#### [Given exercise]
Can you transcribe every entry word for word, skipping the images?

Saved entries
+--

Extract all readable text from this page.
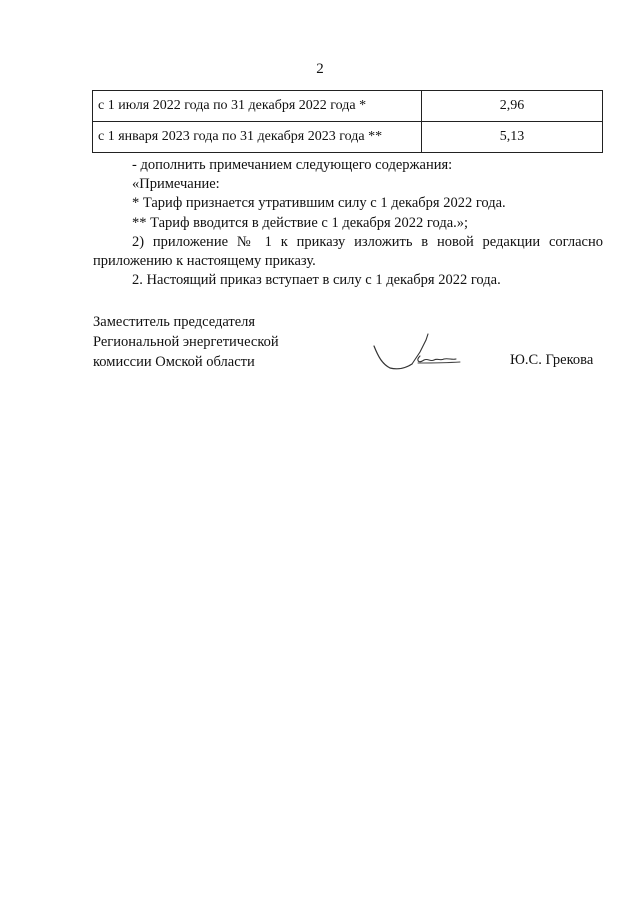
2
с 1 июля 2022 года по 31 декабря 2022 года *	2,96
с 1 января 2023 года по 31 декабря 2023 года **	5,13

- дополнить примечанием следующего содержания:

«Примечание:

* Тариф признается утратившим силу с 1 декабря 2022 года.

** Тариф вводится в действие с 1 декабря 2022 года.»;

2) приложение № 1 к приказу изложить в новой редакции согласно

приложению к настоящему приказу.

2. Настоящий приказ вступает в силу с 1 декабря 2022 года.

Заместитель председателя
Региональной энергетической
комиссии Омской области	Ю.С. Грекова
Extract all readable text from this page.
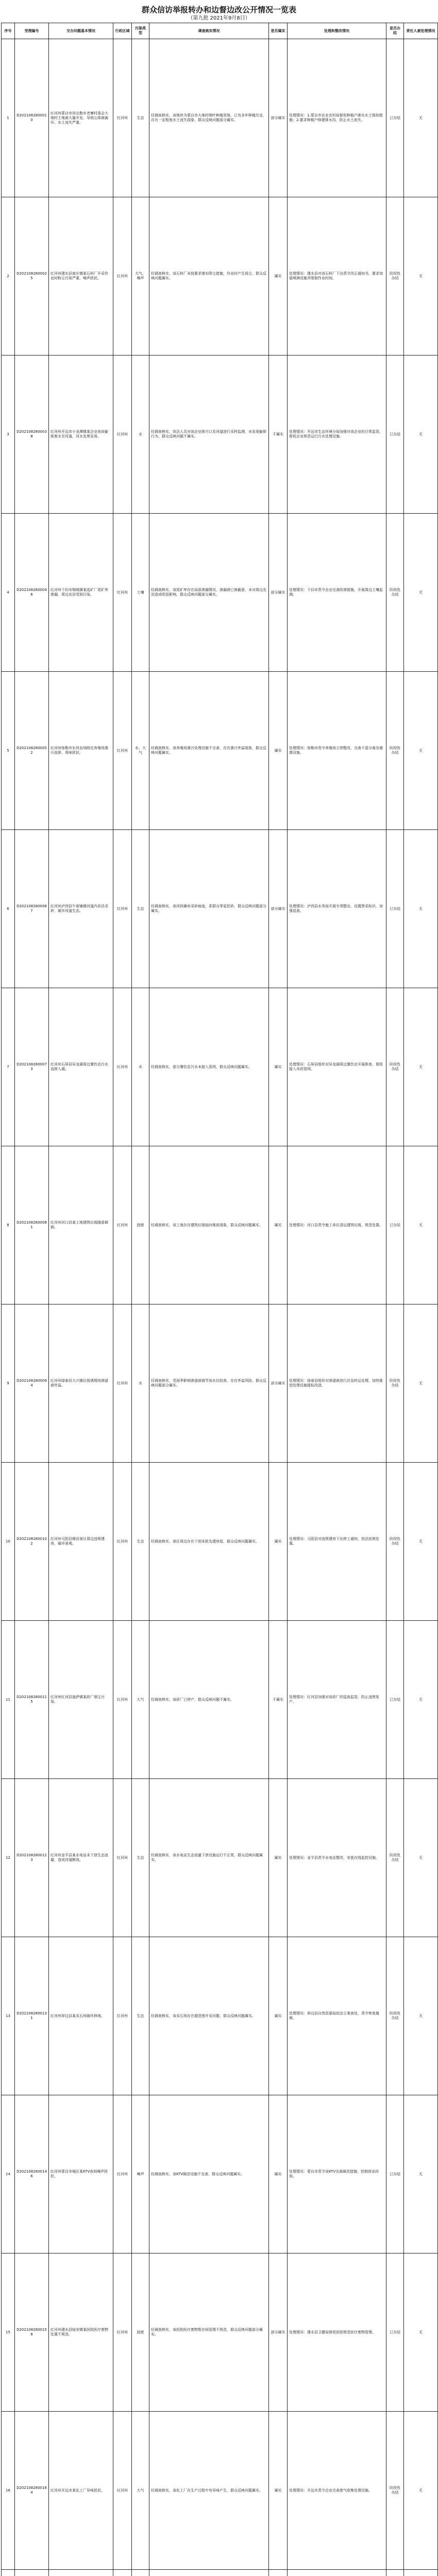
群众信访举报转办和边督边改公开情况一览表
（第九批 2021年9月8日）
序号	受理编号	交办问题基本情况	行政区域	污染类型	调查核实情况	是否属实	处理和整改情况	是否办结	责任人被处理情况
1	D2021082800010	红河州蒙自市西北勒乡老寨村委会大地村土地被大量开发，导致山体被破坏、水土流失严重。	红河州	生态	经调查核实，该地块为蒙自市大地村烟叶种植用地，已有多年种植历史，存在一定程度水土流失现象，群众反映问题部分属实。	部分属实	处理情况：1.蒙自市农业农村局督促种植户落实水土保持措施；2.要求种植户修建排水沟，防止水土流失。	已办结	无
2	D2021082800025	红河州建水县南庄镇某石料厂开采作业时粉尘污染严重，噪声扰民。	红河州	大气、噪声	经调查核实，该石料厂未按要求落实降尘措施，作业时产生扬尘，群众反映问题属实。	属实	处理情况：建水县对该石料厂下达责令改正通知书，要求加装喷淋设施并限制作业时间。	阶段性办结	无
3	D2021082800038	红河州开远市小龙潭镇某企业夜间偷排废水至河道，河水发黑发臭。	红河州	水	经调查核实，执法人员对该企业排污口及河道进行采样监测，未发现偷排行为，群众反映问题不属实。	不属实	处理情况：开远市生态环境分局加强对该企业的日常监管，督促企业规范运行污水处理设施。	已办结	无
4	D2021082800046	红河州个旧市锡城镇某选矿厂尾矿库渗漏，周边农田受到污染。	红河州	土壤	经调查核实，该尾矿库存在局部渗漏情况，渗漏液已被截留，未对周边农田造成明显影响，群众反映问题部分属实。	部分属实	处理情况：个旧市责令企业完善防渗措施，开展周边土壤监测。	阶段性办结	无
5	D2021082800052	红河州弥勒市东风农场附近养殖场粪污直排，臭味扰民。	红河州	水、大气	经调查核实，该养殖场粪污处理设施不完善，存在粪污外溢现象，群众反映问题属实。	属实	处理情况：弥勒市责令养殖场立即整改，完善干湿分离及储粪设施。	阶段性办结	无
6	D2021082800067	红河州泸西县午街铺镇河道内非法采砂，破坏河道生态。	红河州	生态	经调查核实，该河段确有采砂痕迹，系群众零星挖砂，群众反映问题部分属实。	部分属实	处理情况：泸西县水务局开展专项整治，设置禁采标识，加强巡查。	已办结	无
7	D2021082800073	红河州石屏县异龙湖周边餐饮店污水直排入湖。	红河州	水	经调查核实，部分餐饮店污水未接入管网，群众反映问题属实。	属实	处理情况：石屏县组织对异龙湖周边餐饮店开展排查，督促接入市政管网。	阶段性办结	无
8	D2021082800081	红河州河口县某工地建筑垃圾随意倾倒。	红河州	固废	经调查核实，该工地存在建筑垃圾临时堆放现象，群众反映问题属实。	属实	处理情况：河口县责令施工单位清运建筑垃圾，规范处置。	已办结	无
9	D2021082800094	红河州绿春县大兴镇垃圾填埋场渗滤液外溢。	红河州	水	经调查核实，受雨季影响渗滤液调节池水位较高，存在外溢风险，群众反映问题部分属实。	部分属实	处理情况：绿春县组织对渗滤液进行应急转运处理，加快推进处理设施提标改造。	阶段性办结	无
10	D2021082800102	红河州元阳县梯田景区周边违规建房，破坏景观。	红河州	生态	经调查核实，景区周边存在个别未批先建房屋，群众反映问题属实。	属实	处理情况：元阳县对违规建房下达停工通知，依法依规处置。	阶段性办结	无
11	D2021082800115	红河州红河县迤萨镇某砖厂烟尘污染。	红河州	大气	经调查核实，该砖厂已停产，群众反映问题不属实。	不属实	处理情况：红河县加强对该砖厂的巡查监管，防止违规复产。	已办结	无
12	D2021082800123	红河州金平县某水电站未下泄生态流量，造成河道断流。	红河州	生态	经调查核实，该水电站生态流量下泄设施运行不正常，群众反映问题属实。	属实	处理情况：金平县责令水电站整改，安装在线监控设施。	阶段性办结	无
13	D2021082800131	红河州屏边县某采石场破坏林地。	红河州	生态	经调查核实，该采石场存在超范围开采问题，群众反映问题属实。	属实	处理情况：屏边县自然资源局依法立案查处，责令恢复植被。	阶段性办结	无
14	D2021082800146	红河州蒙自市城区某KTV夜间噪声扰民。	红河州	噪声	经调查核实，该KTV隔音设施不完善，群众反映问题属实。	属实	处理情况：蒙自市责令该KTV完善隔音措施，控制营业时间。	已办结	无
15	D2021082800158	红河州建水县临安镇某医院医疗废物处置不规范。	红河州	固废	经调查核实，该医院医疗废物暂存间管理不规范，群众反映问题部分属实。	部分属实	处理情况：建水县卫健局督促医院规范医疗废物管理。	已办结	无
16	D2021082800164	红河州开远市某化工厂异味扰民。	红河州	大气	经调查核实，该化工厂在生产过程中有异味产生，群众反映问题属实。	属实	处理情况：开远市责令企业完善废气收集处理设施。	阶段性办结	无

+--

#### [Solution to this task]
Extract all readable text from this page.
2
с 1 июля 2022 года по 31 декабря 2022 года *	2,96
с 1 января 2023 года по 31 декабря 2023 года **	5,13

- дополнить примечанием следующего содержания:

«Примечание:

* Тариф признается утратившим силу с 1 декабря 2022 года.

** Тариф вводится в действие с 1 декабря 2022 года.»;

2) приложение № 1 к приказу изложить в новой редакции согласно

приложению к настоящему приказу.

2. Настоящий приказ вступает в силу с 1 декабря 2022 года.

Заместитель председателя
Региональной энергетической
комиссии Омской области	Ю.С. Грекова
Extract all readable text from this page.
群众信访举报转办和边督边改公开情况一览表
（第九批 2021年9月8日）
序号	受理编号	交办问题基本情况	行政区域	污染类型	调查核实情况	是否属实	处理和整改情况	是否办结	责任人被处理情况
1	D2021082800010	红河州蒙自市西北勒乡老寨村委会大地村土地被大量开发，导致山体被破坏、水土流失严重。	红河州	生态	经调查核实，该地块为蒙自市大地村烟叶种植用地，已有多年种植历史，存在一定程度水土流失现象，群众反映问题部分属实。	部分属实	处理情况：1.蒙自市农业农村局督促种植户落实水土保持措施；2.要求种植户修建排水沟，防止水土流失。	已办结	无
2	D2021082800025	红河州建水县南庄镇某石料厂开采作业时粉尘污染严重，噪声扰民。	红河州	大气、噪声	经调查核实，该石料厂未按要求落实降尘措施，作业时产生扬尘，群众反映问题属实。	属实	处理情况：建水县对该石料厂下达责令改正通知书，要求加装喷淋设施并限制作业时间。	阶段性办结	无
3	D2021082800038	红河州开远市小龙潭镇某企业夜间偷排废水至河道，河水发黑发臭。	红河州	水	经调查核实，执法人员对该企业排污口及河道进行采样监测，未发现偷排行为，群众反映问题不属实。	不属实	处理情况：开远市生态环境分局加强对该企业的日常监管，督促企业规范运行污水处理设施。	已办结	无
4	D2021082800046	红河州个旧市锡城镇某选矿厂尾矿库渗漏，周边农田受到污染。	红河州	土壤	经调查核实，该尾矿库存在局部渗漏情况，渗漏液已被截留，未对周边农田造成明显影响，群众反映问题部分属实。	部分属实	处理情况：个旧市责令企业完善防渗措施，开展周边土壤监测。	阶段性办结	无
5	D2021082800052	红河州弥勒市东风农场附近养殖场粪污直排，臭味扰民。	红河州	水、大气	经调查核实，该养殖场粪污处理设施不完善，存在粪污外溢现象，群众反映问题属实。	属实	处理情况：弥勒市责令养殖场立即整改，完善干湿分离及储粪设施。	阶段性办结	无
6	D2021082800067	红河州泸西县午街铺镇河道内非法采砂，破坏河道生态。	红河州	生态	经调查核实，该河段确有采砂痕迹，系群众零星挖砂，群众反映问题部分属实。	部分属实	处理情况：泸西县水务局开展专项整治，设置禁采标识，加强巡查。	已办结	无
7	D2021082800073	红河州石屏县异龙湖周边餐饮店污水直排入湖。	红河州	水	经调查核实，部分餐饮店污水未接入管网，群众反映问题属实。	属实	处理情况：石屏县组织对异龙湖周边餐饮店开展排查，督促接入市政管网。	阶段性办结	无
8	D2021082800081	红河州河口县某工地建筑垃圾随意倾倒。	红河州	固废	经调查核实，该工地存在建筑垃圾临时堆放现象，群众反映问题属实。	属实	处理情况：河口县责令施工单位清运建筑垃圾，规范处置。	已办结	无
9	D2021082800094	红河州绿春县大兴镇垃圾填埋场渗滤液外溢。	红河州	水	经调查核实，受雨季影响渗滤液调节池水位较高，存在外溢风险，群众反映问题部分属实。	部分属实	处理情况：绿春县组织对渗滤液进行应急转运处理，加快推进处理设施提标改造。	阶段性办结	无
10	D2021082800102	红河州元阳县梯田景区周边违规建房，破坏景观。	红河州	生态	经调查核实，景区周边存在个别未批先建房屋，群众反映问题属实。	属实	处理情况：元阳县对违规建房下达停工通知，依法依规处置。	阶段性办结	无
11	D2021082800115	红河州红河县迤萨镇某砖厂烟尘污染。	红河州	大气	经调查核实，该砖厂已停产，群众反映问题不属实。	不属实	处理情况：红河县加强对该砖厂的巡查监管，防止违规复产。	已办结	无
12	D2021082800123	红河州金平县某水电站未下泄生态流量，造成河道断流。	红河州	生态	经调查核实，该水电站生态流量下泄设施运行不正常，群众反映问题属实。	属实	处理情况：金平县责令水电站整改，安装在线监控设施。	阶段性办结	无
13	D2021082800131	红河州屏边县某采石场破坏林地。	红河州	生态	经调查核实，该采石场存在超范围开采问题，群众反映问题属实。	属实	处理情况：屏边县自然资源局依法立案查处，责令恢复植被。	阶段性办结	无
14	D2021082800146	红河州蒙自市城区某KTV夜间噪声扰民。	红河州	噪声	经调查核实，该KTV隔音设施不完善，群众反映问题属实。	属实	处理情况：蒙自市责令该KTV完善隔音措施，控制营业时间。	已办结	无
15	D2021082800158	红河州建水县临安镇某医院医疗废物处置不规范。	红河州	固废	经调查核实，该医院医疗废物暂存间管理不规范，群众反映问题部分属实。	部分属实	处理情况：建水县卫健局督促医院规范医疗废物管理。	已办结	无
16	D2021082800164	红河州开远市某化工厂异味扰民。	红河州	大气	经调查核实，该化工厂在生产过程中有异味产生，群众反映问题属实。	属实	处理情况：开远市责令企业完善废气收集处理设施。	阶段性办结	无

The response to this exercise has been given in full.